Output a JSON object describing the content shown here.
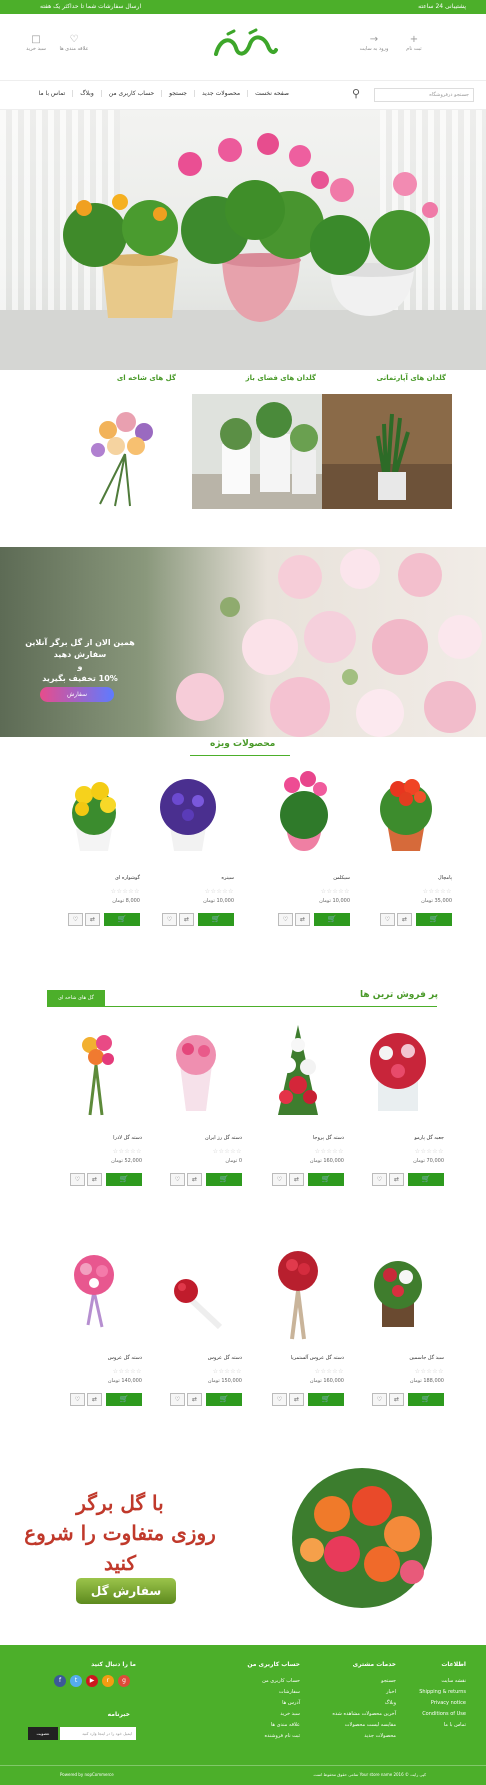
{
  "topbar": {
    "support": "پشتیبانی 24 ساعته",
    "shipping": "ارسال سفارشات شما تا حداکثر یک هفته"
  },
  "header": {
    "register": "ثبت نام",
    "login": "ورود به سایت",
    "wishlist": "علاقه مندی ها",
    "cart": "سبد خرید",
    "logo_text": "گل برگر"
  },
  "nav": {
    "search_placeholder": "جستجو درفروشگاه",
    "menu": [
      "صفحه نخست",
      "محصولات جدید",
      "جستجو",
      "حساب کاربری من",
      "وبلاگ",
      "تماس با ما"
    ]
  },
  "categories": [
    {
      "title": "گلدان های آپارتمانی"
    },
    {
      "title": "گلدان های فضای باز"
    },
    {
      "title": "گل های شاخه ای"
    }
  ],
  "banner": {
    "text_line1": "همین الان از گل برگر آنلاین سفارش دهید",
    "text_line2": "و",
    "text_line3": "10% تخفیف بگیرید",
    "button": "سفارش"
  },
  "featured": {
    "title": "محصولات ویژه",
    "products": [
      {
        "name": "پامچال",
        "price": "35,000 تومان"
      },
      {
        "name": "سیکلمن",
        "price": "10,000 تومان"
      },
      {
        "name": "سینره",
        "price": "10,000 تومان"
      },
      {
        "name": "گوشواره ای",
        "price": "8,000 تومان"
      }
    ]
  },
  "bestsellers": {
    "title": "پر فروش ترین ها",
    "tab": "گل های شاخه ای",
    "row1": [
      {
        "name": "جعبه گل پارمو",
        "price": "70,000 تومان"
      },
      {
        "name": "دسته گل پروجا",
        "price": "160,000 تومان"
      },
      {
        "name": "دسته گل رز ایران",
        "price": "0 تومان"
      },
      {
        "name": "دسته گل لادرا",
        "price": "52,000 تومان"
      }
    ],
    "row2": [
      {
        "name": "سبد گل جاسمین",
        "price": "188,000 تومان"
      },
      {
        "name": "دسته گل عروس آلستمریا",
        "price": "160,000 تومان"
      },
      {
        "name": "دسته گل عروس",
        "price": "150,000 تومان"
      },
      {
        "name": "دسته گل عروس",
        "price": "140,000 تومان"
      }
    ]
  },
  "promo": {
    "line1": "با گل برگر",
    "line2": "روزی متفاوت را شروع کنید",
    "button": "سفارش گل"
  },
  "footer": {
    "info_title": "اطلاعات",
    "info_items": [
      "نقشه سایت",
      "Shipping & returns",
      "Privacy notice",
      "Conditions of Use",
      "تماس با ما"
    ],
    "services_title": "خدمات مشتری",
    "services_items": [
      "جستجو",
      "اخبار",
      "وبلاگ",
      "آخرین محصولات مشاهده شده",
      "مقایسه لیست محصولات",
      "محصولات جدید"
    ],
    "account_title": "حساب کاربری من",
    "account_items": [
      "حساب کاربری من",
      "سفارشات",
      "آدرس ها",
      "سبد خرید",
      "علاقه مندی ها",
      "ثبت نام فروشنده"
    ],
    "follow_title": "ما را دنبال کنید",
    "newsletter_title": "خبرنامه",
    "newsletter_placeholder": "ایمیل خود را در اینجا وارد کنید",
    "newsletter_button": "عضویت",
    "copyright": "کپی رایت © 2016 Your store name تمامی حقوق محفوظ است.",
    "powered": "Powered by nopCommerce"
  }
}
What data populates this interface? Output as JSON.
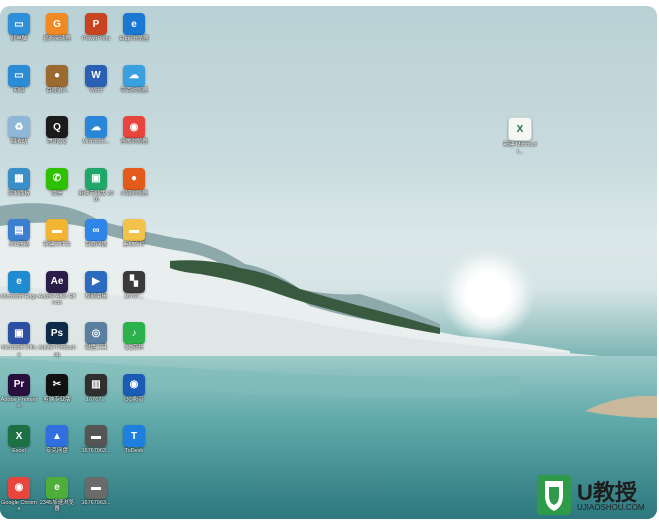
{
  "desktop_icons": [
    {
      "label": "此电脑",
      "icon": "monitor-icon",
      "color": "#2f8fd8",
      "glyph": "▭"
    },
    {
      "label": "福昕阅读器",
      "icon": "foxit-pdf-icon",
      "color": "#f08a24",
      "glyph": "G"
    },
    {
      "label": "PowerPoint",
      "icon": "powerpoint-icon",
      "color": "#c8431f",
      "glyph": "P"
    },
    {
      "label": "Edge浏览器",
      "icon": "ie-edge-icon",
      "color": "#1a78d2",
      "glyph": "e"
    },
    {
      "label": "网络",
      "icon": "network-icon",
      "color": "#2b8bd6",
      "glyph": "▭"
    },
    {
      "label": "百度输入",
      "icon": "acorn-icon",
      "color": "#9a6a2e",
      "glyph": "●"
    },
    {
      "label": "Word",
      "icon": "word-icon",
      "color": "#2b5fb4",
      "glyph": "W"
    },
    {
      "label": "夸克浏览器",
      "icon": "weather-icon",
      "color": "#3aa0e0",
      "glyph": "☁"
    },
    {
      "label": "回收站",
      "icon": "recycle-bin-icon",
      "color": "#8fb8d8",
      "glyph": "♻"
    },
    {
      "label": "腾讯QQ",
      "icon": "qq-icon",
      "color": "#1b1b1b",
      "glyph": "Q"
    },
    {
      "label": "Microsoft...",
      "icon": "onedrive-icon",
      "color": "#2a87d8",
      "glyph": "☁"
    },
    {
      "label": "谷歌浏览器",
      "icon": "chrome-icon",
      "color": "#e8453c",
      "glyph": "◉"
    },
    {
      "label": "控制面板",
      "icon": "control-panel-icon",
      "color": "#3b8fc9",
      "glyph": "▦"
    },
    {
      "label": "微信",
      "icon": "wechat-icon",
      "color": "#2dc100",
      "glyph": "✆"
    },
    {
      "label": "剪映专业版 2016",
      "icon": "green-app-icon",
      "color": "#1fa86a",
      "glyph": "▣"
    },
    {
      "label": "火狐浏览器",
      "icon": "firefox-icon",
      "color": "#e25b1b",
      "glyph": "●"
    },
    {
      "label": "360压缩",
      "icon": "archive-icon",
      "color": "#3b7fd0",
      "glyph": "▤"
    },
    {
      "label": "新建文件夹",
      "icon": "folder-icon",
      "color": "#f2b531",
      "glyph": "▬"
    },
    {
      "label": "百度网盘",
      "icon": "baidu-netdisk-icon",
      "color": "#2f86e8",
      "glyph": "∞"
    },
    {
      "label": "素材文件",
      "icon": "folder-icon",
      "color": "#f2c24a",
      "glyph": "▬"
    },
    {
      "label": "Microsoft Edge",
      "icon": "edge-icon",
      "color": "#1f8bd1",
      "glyph": "e"
    },
    {
      "label": "Adobe After Effects",
      "icon": "after-effects-icon",
      "color": "#2b1d4a",
      "glyph": "Ae"
    },
    {
      "label": "视频编辑",
      "icon": "video-icon",
      "color": "#2c6cc0",
      "glyph": "▶"
    },
    {
      "label": "16767...",
      "icon": "image-file-icon",
      "color": "#3a3a3a",
      "glyph": "▚"
    },
    {
      "label": "Microsoft Office",
      "icon": "office-icon",
      "color": "#2b4fa2",
      "glyph": "▣"
    },
    {
      "label": "Adobe Photoshop",
      "icon": "photoshop-icon",
      "color": "#0c2a4a",
      "glyph": "Ps"
    },
    {
      "label": "磁盘工具",
      "icon": "disk-tool-icon",
      "color": "#5a7fa0",
      "glyph": "◎"
    },
    {
      "label": "QQ音乐",
      "icon": "qq-music-icon",
      "color": "#2bb24c",
      "glyph": "♪"
    },
    {
      "label": "Adobe Premiere",
      "icon": "premiere-icon",
      "color": "#2a0f3e",
      "glyph": "Pr"
    },
    {
      "label": "剪映专业版",
      "icon": "capcut-icon",
      "color": "#111111",
      "glyph": "✂"
    },
    {
      "label": "16767...",
      "icon": "image-file-icon",
      "color": "#2f2f2f",
      "glyph": "▥"
    },
    {
      "label": "QQ影音",
      "icon": "qq-player-icon",
      "color": "#1a5bb5",
      "glyph": "◉"
    },
    {
      "label": "Excel",
      "icon": "excel-icon",
      "color": "#1d7044",
      "glyph": "X"
    },
    {
      "label": "夸克网盘",
      "icon": "cloud-drive-icon",
      "color": "#2f6fe0",
      "glyph": "▲"
    },
    {
      "label": "16767963...",
      "icon": "image-file-icon",
      "color": "#555555",
      "glyph": "▬"
    },
    {
      "label": "ToDesk",
      "icon": "todesk-icon",
      "color": "#1f7fe0",
      "glyph": "T"
    },
    {
      "label": "Google Chrome",
      "icon": "chrome-icon",
      "color": "#e8453c",
      "glyph": "◉"
    },
    {
      "label": "2345加速浏览器",
      "icon": "browser-icon",
      "color": "#4fae3a",
      "glyph": "e"
    },
    {
      "label": "16767963...",
      "icon": "image-file-icon",
      "color": "#6a6a6a",
      "glyph": "▬"
    }
  ],
  "file_icon": {
    "label": "新建 Microsoft...",
    "icon": "excel-file-icon",
    "color": "#1d7044",
    "glyph": "X"
  },
  "watermark": {
    "text": "U教授",
    "url": "UJIAOSHOU.COM"
  }
}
= = = = = = =
(What you should do)
Locate the lines above that contain "گلدان" and copy them.

(Exercise answer)
      "title": "گلدان های آپارتمانی"
      "title": "گلدان های فضای باز"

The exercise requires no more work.